**** TASK INPUT ****
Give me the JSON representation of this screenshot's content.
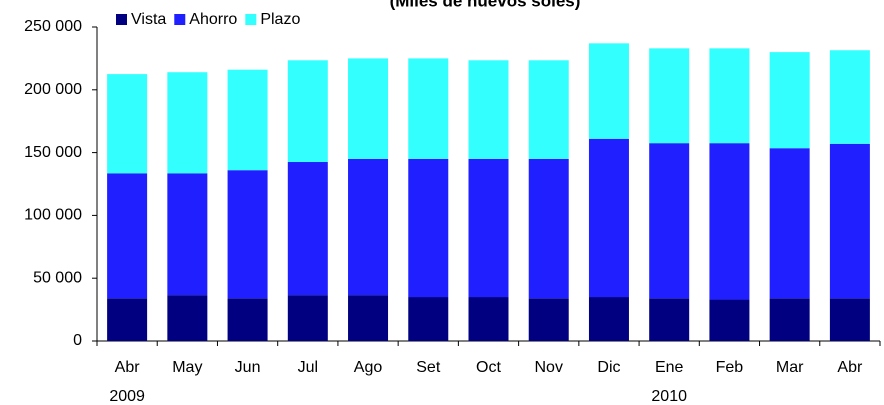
{
  "chart_data": {
    "type": "stacked_bar",
    "title": "(Miles de nuevos soles)",
    "categories": [
      "Abr",
      "May",
      "Jun",
      "Jul",
      "Ago",
      "Set",
      "Oct",
      "Nov",
      "Dic",
      "Ene",
      "Feb",
      "Mar",
      "Abr"
    ],
    "years": [
      "2009",
      null,
      null,
      null,
      null,
      null,
      null,
      null,
      null,
      "2010",
      null,
      null,
      null
    ],
    "series": [
      {
        "name": "Vista",
        "color": "#000080",
        "values": [
          34000,
          36500,
          34000,
          36500,
          36500,
          35000,
          35000,
          34000,
          35000,
          34000,
          33000,
          34000,
          34000
        ]
      },
      {
        "name": "Ahorro",
        "color": "#1f1fff",
        "values": [
          99500,
          97000,
          102000,
          106000,
          108500,
          110000,
          110000,
          111000,
          126000,
          123500,
          124500,
          119500,
          123000
        ]
      },
      {
        "name": "Plazo",
        "color": "#33ffff",
        "values": [
          79000,
          80500,
          80000,
          81000,
          80000,
          80000,
          78500,
          78500,
          76000,
          75500,
          75500,
          76500,
          74500
        ]
      }
    ],
    "ylim": [
      0,
      250000
    ],
    "yticks": [
      0,
      {
        "value": 50000,
        "label": "50 000"
      },
      {
        "value": 100000,
        "label": "100 000"
      },
      {
        "value": 150000,
        "label": "150 000"
      },
      {
        "value": 200000,
        "label": "200 000"
      },
      {
        "value": 250000,
        "label": "250 000"
      }
    ],
    "grid": false,
    "legend": "top"
  }
}
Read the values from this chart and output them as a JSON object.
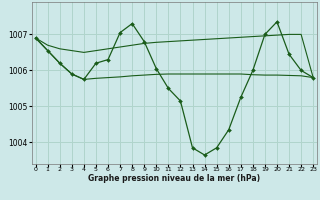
****
▸ **YOUR OBJECTIVE**: Leaving all pictures aside, quote each record exactly.

▸ **RESULT OF THIS TASK**:
Give me the JSON representation of this screenshot's content.
{
  "chart_data": {
    "type": "stacked_bar",
    "title": "(Miles de nuevos soles)",
    "categories": [
      "Abr",
      "May",
      "Jun",
      "Jul",
      "Ago",
      "Set",
      "Oct",
      "Nov",
      "Dic",
      "Ene",
      "Feb",
      "Mar",
      "Abr"
    ],
    "years": [
      "2009",
      null,
      null,
      null,
      null,
      null,
      null,
      null,
      null,
      "2010",
      null,
      null,
      null
    ],
    "series": [
      {
        "name": "Vista",
        "color": "#000080",
        "values": [
          34000,
          36500,
          34000,
          36500,
          36500,
          35000,
          35000,
          34000,
          35000,
          34000,
          33000,
          34000,
          34000
        ]
      },
      {
        "name": "Ahorro",
        "color": "#1f1fff",
        "values": [
          99500,
          97000,
          102000,
          106000,
          108500,
          110000,
          110000,
          111000,
          126000,
          123500,
          124500,
          119500,
          123000
        ]
      },
      {
        "name": "Plazo",
        "color": "#33ffff",
        "values": [
          79000,
          80500,
          80000,
          81000,
          80000,
          80000,
          78500,
          78500,
          76000,
          75500,
          75500,
          76500,
          74500
        ]
      }
    ],
    "ylim": [
      0,
      250000
    ],
    "yticks": [
      0,
      {
        "value": 50000,
        "label": "50 000"
      },
      {
        "value": 100000,
        "label": "100 000"
      },
      {
        "value": 150000,
        "label": "150 000"
      },
      {
        "value": 200000,
        "label": "200 000"
      },
      {
        "value": 250000,
        "label": "250 000"
      }
    ],
    "grid": false,
    "legend": "top"
  }
}
Read the values from this chart and output them as a JSON object.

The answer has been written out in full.